The exercise => Repeat the data verbatim.

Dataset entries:
------
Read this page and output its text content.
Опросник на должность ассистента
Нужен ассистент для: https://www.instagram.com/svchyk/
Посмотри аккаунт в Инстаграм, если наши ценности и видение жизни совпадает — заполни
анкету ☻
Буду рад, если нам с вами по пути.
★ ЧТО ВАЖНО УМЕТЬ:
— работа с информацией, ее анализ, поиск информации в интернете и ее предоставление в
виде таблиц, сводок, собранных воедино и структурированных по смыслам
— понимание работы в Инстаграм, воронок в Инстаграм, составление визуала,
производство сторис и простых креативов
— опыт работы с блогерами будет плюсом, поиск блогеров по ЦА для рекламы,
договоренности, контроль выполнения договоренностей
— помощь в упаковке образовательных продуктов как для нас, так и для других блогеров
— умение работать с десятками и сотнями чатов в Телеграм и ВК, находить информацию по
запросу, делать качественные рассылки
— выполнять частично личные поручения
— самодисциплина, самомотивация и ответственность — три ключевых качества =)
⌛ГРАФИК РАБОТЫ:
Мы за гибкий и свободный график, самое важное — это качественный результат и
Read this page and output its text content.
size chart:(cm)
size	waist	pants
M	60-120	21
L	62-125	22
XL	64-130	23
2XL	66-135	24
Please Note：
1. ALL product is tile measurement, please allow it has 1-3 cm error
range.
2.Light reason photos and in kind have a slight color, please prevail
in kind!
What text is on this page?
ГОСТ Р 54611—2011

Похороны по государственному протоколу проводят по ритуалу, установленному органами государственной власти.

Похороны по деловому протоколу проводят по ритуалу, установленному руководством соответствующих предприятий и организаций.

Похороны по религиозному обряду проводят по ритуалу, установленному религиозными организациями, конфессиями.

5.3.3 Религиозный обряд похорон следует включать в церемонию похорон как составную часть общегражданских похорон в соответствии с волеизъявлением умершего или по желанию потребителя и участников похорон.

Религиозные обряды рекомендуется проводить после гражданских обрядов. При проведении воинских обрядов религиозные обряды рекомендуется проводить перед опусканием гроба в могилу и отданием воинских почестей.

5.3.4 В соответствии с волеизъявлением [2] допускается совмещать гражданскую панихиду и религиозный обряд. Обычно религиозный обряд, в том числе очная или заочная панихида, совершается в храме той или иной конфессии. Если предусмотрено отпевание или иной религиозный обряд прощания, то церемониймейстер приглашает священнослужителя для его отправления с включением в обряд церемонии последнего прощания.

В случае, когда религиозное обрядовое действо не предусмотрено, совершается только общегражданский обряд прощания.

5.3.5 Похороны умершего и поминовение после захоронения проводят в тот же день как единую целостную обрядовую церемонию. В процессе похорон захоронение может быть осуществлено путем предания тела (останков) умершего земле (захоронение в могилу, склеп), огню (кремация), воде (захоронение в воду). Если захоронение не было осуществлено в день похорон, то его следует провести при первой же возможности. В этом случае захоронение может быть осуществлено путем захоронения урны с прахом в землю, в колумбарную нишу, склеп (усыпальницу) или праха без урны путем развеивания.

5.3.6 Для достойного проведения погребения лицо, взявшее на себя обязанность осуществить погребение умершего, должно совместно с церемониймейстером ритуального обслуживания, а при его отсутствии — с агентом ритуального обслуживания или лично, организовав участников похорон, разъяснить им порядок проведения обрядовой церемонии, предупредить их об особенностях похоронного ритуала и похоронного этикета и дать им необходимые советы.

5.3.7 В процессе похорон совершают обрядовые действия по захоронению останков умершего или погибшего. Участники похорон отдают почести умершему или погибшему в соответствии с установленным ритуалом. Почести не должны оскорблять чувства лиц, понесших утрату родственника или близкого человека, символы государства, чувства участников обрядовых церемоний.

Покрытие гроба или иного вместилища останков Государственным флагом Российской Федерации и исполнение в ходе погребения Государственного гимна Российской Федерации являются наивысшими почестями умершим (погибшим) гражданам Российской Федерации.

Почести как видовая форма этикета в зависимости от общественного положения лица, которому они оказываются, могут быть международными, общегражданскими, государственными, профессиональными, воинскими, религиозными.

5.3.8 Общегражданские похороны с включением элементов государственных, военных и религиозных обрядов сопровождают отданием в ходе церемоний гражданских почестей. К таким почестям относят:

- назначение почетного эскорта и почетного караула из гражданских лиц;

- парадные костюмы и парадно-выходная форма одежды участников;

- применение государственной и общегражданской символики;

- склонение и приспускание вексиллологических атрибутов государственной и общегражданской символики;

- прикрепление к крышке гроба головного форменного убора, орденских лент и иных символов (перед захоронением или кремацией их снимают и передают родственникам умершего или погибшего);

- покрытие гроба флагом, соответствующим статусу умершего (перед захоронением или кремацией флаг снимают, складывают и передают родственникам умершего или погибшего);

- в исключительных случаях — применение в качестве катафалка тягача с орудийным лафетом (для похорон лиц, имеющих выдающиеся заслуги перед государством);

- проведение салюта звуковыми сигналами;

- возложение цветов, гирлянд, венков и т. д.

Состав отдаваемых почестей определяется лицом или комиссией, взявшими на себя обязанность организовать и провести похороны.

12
------
Solution below =>
Read this page and output its text content.
Опросник на должность ассистента
Нужен ассистент для: https://www.instagram.com/svchyk/
Посмотри аккаунт в Инстаграм, если наши ценности и видение жизни совпадает — заполни
анкету ☻
Буду рад, если нам с вами по пути.
★ ЧТО ВАЖНО УМЕТЬ:
— работа с информацией, ее анализ, поиск информации в интернете и ее предоставление в
виде таблиц, сводок, собранных воедино и структурированных по смыслам
— понимание работы в Инстаграм, воронок в Инстаграм, составление визуала,
производство сторис и простых креативов
— опыт работы с блогерами будет плюсом, поиск блогеров по ЦА для рекламы,
договоренности, контроль выполнения договоренностей
— помощь в упаковке образовательных продуктов как для нас, так и для других блогеров
— умение работать с десятками и сотнями чатов в Телеграм и ВК, находить информацию по
запросу, делать качественные рассылки
— выполнять частично личные поручения
— самодисциплина, самомотивация и ответственность — три ключевых качества =)
⌛ГРАФИК РАБОТЫ:
Мы за гибкий и свободный график, самое важное — это качественный результат и
Read this page and output its text content.
size chart:(cm)
size	waist	pants
M	60-120	21
L	62-125	22
XL	64-130	23
2XL	66-135	24
Please Note：
1. ALL product is tile measurement, please allow it has 1-3 cm error
range.
2.Light reason photos and in kind have a slight color, please prevail
in kind!
What text is on this page?
ГОСТ Р 54611—2011

Похороны по государственному протоколу проводят по ритуалу, установленному органами государственной власти.

Похороны по деловому протоколу проводят по ритуалу, установленному руководством соответствующих предприятий и организаций.

Похороны по религиозному обряду проводят по ритуалу, установленному религиозными организациями, конфессиями.

5.3.3 Религиозный обряд похорон следует включать в церемонию похорон как составную часть общегражданских похорон в соответствии с волеизъявлением умершего или по желанию потребителя и участников похорон.

Религиозные обряды рекомендуется проводить после гражданских обрядов. При проведении воинских обрядов религиозные обряды рекомендуется проводить перед опусканием гроба в могилу и отданием воинских почестей.

5.3.4 В соответствии с волеизъявлением [2] допускается совмещать гражданскую панихиду и религиозный обряд. Обычно религиозный обряд, в том числе очная или заочная панихида, совершается в храме той или иной конфессии. Если предусмотрено отпевание или иной религиозный обряд прощания, то церемониймейстер приглашает священнослужителя для его отправления с включением в обряд церемонии последнего прощания.

В случае, когда религиозное обрядовое действо не предусмотрено, совершается только общегражданский обряд прощания.

5.3.5 Похороны умершего и поминовение после захоронения проводят в тот же день как единую целостную обрядовую церемонию. В процессе похорон захоронение может быть осуществлено путем предания тела (останков) умершего земле (захоронение в могилу, склеп), огню (кремация), воде (захоронение в воду). Если захоронение не было осуществлено в день похорон, то его следует провести при первой же возможности. В этом случае захоронение может быть осуществлено путем захоронения урны с прахом в землю, в колумбарную нишу, склеп (усыпальницу) или праха без урны путем развеивания.

5.3.6 Для достойного проведения погребения лицо, взявшее на себя обязанность осуществить погребение умершего, должно совместно с церемониймейстером ритуального обслуживания, а при его отсутствии — с агентом ритуального обслуживания или лично, организовав участников похорон, разъяснить им порядок проведения обрядовой церемонии, предупредить их об особенностях похоронного ритуала и похоронного этикета и дать им необходимые советы.

5.3.7 В процессе похорон совершают обрядовые действия по захоронению останков умершего или погибшего. Участники похорон отдают почести умершему или погибшему в соответствии с установленным ритуалом. Почести не должны оскорблять чувства лиц, понесших утрату родственника или близкого человека, символы государства, чувства участников обрядовых церемоний.

Покрытие гроба или иного вместилища останков Государственным флагом Российской Федерации и исполнение в ходе погребения Государственного гимна Российской Федерации являются наивысшими почестями умершим (погибшим) гражданам Российской Федерации.

Почести как видовая форма этикета в зависимости от общественного положения лица, которому они оказываются, могут быть международными, общегражданскими, государственными, профессиональными, воинскими, религиозными.

5.3.8 Общегражданские похороны с включением элементов государственных, военных и религиозных обрядов сопровождают отданием в ходе церемоний гражданских почестей. К таким почестям относят:

- назначение почетного эскорта и почетного караула из гражданских лиц;

- парадные костюмы и парадно-выходная форма одежды участников;

- применение государственной и общегражданской символики;

- склонение и приспускание вексиллологических атрибутов государственной и общегражданской символики;

- прикрепление к крышке гроба головного форменного убора, орденских лент и иных символов (перед захоронением или кремацией их снимают и передают родственникам умершего или погибшего);

- покрытие гроба флагом, соответствующим статусу умершего (перед захоронением или кремацией флаг снимают, складывают и передают родственникам умершего или погибшего);

- в исключительных случаях — применение в качестве катафалка тягача с орудийным лафетом (для похорон лиц, имеющих выдающиеся заслуги перед государством);

- проведение салюта звуковыми сигналами;

- возложение цветов, гирлянд, венков и т. д.

Состав отдаваемых почестей определяется лицом или комиссией, взявшими на себя обязанность организовать и провести похороны.

12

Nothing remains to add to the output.